Directive: Where a line contains the word "detached", copy that line.

Data provided:
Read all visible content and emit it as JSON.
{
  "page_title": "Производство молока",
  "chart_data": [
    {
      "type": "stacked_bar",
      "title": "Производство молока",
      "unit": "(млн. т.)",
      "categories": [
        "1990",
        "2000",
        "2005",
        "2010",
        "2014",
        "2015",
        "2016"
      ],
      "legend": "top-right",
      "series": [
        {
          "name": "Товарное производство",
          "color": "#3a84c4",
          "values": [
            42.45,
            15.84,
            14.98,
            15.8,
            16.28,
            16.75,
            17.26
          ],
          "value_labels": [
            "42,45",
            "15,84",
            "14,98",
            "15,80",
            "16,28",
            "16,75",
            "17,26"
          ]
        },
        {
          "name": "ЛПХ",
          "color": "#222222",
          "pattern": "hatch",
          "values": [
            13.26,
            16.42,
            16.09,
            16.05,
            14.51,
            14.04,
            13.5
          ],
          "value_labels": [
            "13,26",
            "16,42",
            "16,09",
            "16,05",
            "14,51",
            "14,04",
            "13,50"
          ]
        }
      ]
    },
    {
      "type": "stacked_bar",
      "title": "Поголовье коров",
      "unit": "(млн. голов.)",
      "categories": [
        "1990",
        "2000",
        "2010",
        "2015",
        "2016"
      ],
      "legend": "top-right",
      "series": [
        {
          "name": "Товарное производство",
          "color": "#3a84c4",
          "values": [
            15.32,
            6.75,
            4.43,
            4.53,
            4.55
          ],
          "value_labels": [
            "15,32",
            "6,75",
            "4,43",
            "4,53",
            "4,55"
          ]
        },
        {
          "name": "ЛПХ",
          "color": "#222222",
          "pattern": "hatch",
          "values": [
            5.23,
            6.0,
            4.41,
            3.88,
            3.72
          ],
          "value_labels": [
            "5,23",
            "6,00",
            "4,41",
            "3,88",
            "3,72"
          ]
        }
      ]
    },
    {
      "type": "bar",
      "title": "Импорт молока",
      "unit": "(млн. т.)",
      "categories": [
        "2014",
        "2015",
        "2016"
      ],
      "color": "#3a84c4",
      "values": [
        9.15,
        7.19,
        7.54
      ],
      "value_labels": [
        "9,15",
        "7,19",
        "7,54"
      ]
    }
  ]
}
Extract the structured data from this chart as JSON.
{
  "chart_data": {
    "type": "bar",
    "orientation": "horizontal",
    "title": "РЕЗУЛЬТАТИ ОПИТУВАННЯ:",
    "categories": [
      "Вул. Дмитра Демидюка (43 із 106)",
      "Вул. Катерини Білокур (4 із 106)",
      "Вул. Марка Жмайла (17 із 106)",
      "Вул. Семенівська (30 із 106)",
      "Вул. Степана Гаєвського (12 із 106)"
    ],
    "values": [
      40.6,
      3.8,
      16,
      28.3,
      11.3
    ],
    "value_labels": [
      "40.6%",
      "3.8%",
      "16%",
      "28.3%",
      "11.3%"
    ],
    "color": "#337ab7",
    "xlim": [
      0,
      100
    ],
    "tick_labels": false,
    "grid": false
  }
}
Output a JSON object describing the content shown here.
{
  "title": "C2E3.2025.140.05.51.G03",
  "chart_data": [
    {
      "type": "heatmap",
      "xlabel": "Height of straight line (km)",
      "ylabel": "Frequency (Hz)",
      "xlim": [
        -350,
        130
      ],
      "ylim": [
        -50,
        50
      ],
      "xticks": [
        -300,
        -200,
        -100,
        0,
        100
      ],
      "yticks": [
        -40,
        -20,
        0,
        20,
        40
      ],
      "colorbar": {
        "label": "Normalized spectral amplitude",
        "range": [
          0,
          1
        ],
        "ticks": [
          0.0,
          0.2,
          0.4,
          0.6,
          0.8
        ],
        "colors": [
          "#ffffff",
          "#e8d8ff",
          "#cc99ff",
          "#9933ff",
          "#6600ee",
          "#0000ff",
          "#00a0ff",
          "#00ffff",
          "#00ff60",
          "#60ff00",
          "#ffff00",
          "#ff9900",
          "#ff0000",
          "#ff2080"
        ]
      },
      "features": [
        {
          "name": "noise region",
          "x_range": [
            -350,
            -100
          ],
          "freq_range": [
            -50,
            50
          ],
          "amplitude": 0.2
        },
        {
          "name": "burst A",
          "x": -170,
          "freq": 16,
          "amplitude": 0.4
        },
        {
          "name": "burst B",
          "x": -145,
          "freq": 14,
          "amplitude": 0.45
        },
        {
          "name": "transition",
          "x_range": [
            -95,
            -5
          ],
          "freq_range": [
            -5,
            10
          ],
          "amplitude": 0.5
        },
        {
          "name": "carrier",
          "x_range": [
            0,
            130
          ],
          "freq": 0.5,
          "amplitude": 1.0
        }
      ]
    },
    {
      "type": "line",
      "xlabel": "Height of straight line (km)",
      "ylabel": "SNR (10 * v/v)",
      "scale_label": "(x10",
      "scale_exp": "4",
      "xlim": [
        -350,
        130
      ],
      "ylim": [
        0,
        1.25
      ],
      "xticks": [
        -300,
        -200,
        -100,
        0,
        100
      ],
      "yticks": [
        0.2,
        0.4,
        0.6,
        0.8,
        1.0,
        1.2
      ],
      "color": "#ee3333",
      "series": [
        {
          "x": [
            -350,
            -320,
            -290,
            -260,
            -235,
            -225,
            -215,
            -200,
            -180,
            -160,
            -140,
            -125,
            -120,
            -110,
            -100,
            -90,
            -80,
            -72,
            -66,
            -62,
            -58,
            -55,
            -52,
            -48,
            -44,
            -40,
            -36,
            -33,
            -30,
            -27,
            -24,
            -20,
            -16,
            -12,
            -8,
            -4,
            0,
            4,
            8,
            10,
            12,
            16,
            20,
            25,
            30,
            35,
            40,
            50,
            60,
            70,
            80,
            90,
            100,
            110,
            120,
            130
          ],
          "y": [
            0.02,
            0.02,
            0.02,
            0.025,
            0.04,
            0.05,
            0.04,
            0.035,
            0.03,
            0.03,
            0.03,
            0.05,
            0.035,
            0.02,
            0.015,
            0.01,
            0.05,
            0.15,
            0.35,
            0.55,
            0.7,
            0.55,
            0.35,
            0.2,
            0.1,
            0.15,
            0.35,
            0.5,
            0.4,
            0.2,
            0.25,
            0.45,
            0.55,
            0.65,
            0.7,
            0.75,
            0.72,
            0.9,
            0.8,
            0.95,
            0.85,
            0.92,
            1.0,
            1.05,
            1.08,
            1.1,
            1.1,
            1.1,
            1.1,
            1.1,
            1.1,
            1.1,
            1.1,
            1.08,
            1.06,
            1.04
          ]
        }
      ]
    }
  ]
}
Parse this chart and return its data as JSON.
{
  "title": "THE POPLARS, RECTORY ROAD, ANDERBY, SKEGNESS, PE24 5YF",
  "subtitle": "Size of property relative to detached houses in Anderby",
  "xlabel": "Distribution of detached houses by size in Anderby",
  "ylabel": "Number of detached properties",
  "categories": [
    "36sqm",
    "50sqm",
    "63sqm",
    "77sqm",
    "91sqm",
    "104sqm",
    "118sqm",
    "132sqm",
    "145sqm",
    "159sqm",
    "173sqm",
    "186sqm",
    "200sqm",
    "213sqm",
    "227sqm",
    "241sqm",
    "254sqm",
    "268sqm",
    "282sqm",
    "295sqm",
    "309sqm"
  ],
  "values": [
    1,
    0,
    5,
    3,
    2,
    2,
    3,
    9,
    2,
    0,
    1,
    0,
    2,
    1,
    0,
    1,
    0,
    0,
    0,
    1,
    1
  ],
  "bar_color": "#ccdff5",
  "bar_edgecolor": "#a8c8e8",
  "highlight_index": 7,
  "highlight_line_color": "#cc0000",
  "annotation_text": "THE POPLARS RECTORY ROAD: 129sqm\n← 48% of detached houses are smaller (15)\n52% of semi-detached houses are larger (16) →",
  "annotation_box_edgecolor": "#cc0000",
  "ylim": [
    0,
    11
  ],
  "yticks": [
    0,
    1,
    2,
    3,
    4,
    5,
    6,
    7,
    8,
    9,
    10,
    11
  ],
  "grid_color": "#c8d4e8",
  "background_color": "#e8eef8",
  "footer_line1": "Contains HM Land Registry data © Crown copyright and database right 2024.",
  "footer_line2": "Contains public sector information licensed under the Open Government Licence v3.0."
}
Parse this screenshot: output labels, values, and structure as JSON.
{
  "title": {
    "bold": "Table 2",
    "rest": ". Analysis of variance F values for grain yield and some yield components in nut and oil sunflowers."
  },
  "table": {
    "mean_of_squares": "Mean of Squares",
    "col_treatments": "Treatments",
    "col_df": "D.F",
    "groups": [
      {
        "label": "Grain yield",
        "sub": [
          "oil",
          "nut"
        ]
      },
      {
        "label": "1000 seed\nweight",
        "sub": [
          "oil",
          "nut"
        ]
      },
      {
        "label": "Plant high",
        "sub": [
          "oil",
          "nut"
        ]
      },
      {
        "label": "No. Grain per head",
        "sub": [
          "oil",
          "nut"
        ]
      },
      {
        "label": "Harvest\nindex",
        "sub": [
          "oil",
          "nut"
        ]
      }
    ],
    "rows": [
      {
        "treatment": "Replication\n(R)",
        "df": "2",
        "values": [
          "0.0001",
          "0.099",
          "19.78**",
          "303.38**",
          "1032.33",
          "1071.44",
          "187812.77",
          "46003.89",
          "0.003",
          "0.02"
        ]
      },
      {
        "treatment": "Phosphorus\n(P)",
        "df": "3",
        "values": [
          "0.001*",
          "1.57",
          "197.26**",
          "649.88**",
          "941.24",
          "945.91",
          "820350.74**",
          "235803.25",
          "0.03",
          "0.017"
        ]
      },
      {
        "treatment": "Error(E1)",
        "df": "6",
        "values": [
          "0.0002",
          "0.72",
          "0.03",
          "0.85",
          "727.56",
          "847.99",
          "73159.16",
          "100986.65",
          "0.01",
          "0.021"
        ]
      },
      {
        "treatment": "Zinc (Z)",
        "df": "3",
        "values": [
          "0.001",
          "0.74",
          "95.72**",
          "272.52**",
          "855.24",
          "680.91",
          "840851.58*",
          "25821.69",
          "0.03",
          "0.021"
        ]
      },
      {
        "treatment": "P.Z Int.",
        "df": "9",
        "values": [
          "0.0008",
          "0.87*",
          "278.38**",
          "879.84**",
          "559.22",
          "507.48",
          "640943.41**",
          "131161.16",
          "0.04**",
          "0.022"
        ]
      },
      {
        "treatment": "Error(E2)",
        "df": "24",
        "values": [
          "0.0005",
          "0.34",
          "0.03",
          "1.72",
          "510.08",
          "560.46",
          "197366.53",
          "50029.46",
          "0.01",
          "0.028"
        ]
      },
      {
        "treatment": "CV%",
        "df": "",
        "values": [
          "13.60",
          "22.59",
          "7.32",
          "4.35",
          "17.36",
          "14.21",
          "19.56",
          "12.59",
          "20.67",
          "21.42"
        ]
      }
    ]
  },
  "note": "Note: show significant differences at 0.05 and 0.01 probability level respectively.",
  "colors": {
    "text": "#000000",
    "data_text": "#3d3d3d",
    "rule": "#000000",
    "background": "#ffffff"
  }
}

Exercise solution:
  "subtitle": "Size of property relative to detached houses in Anderby",
  "xlabel": "Distribution of detached houses by size in Anderby",
  "ylabel": "Number of detached properties",
  "annotation_text": "THE POPLARS RECTORY ROAD: 129sqm\n← 48% of detached houses are smaller (15)\n52% of semi-detached houses are larger (16) →",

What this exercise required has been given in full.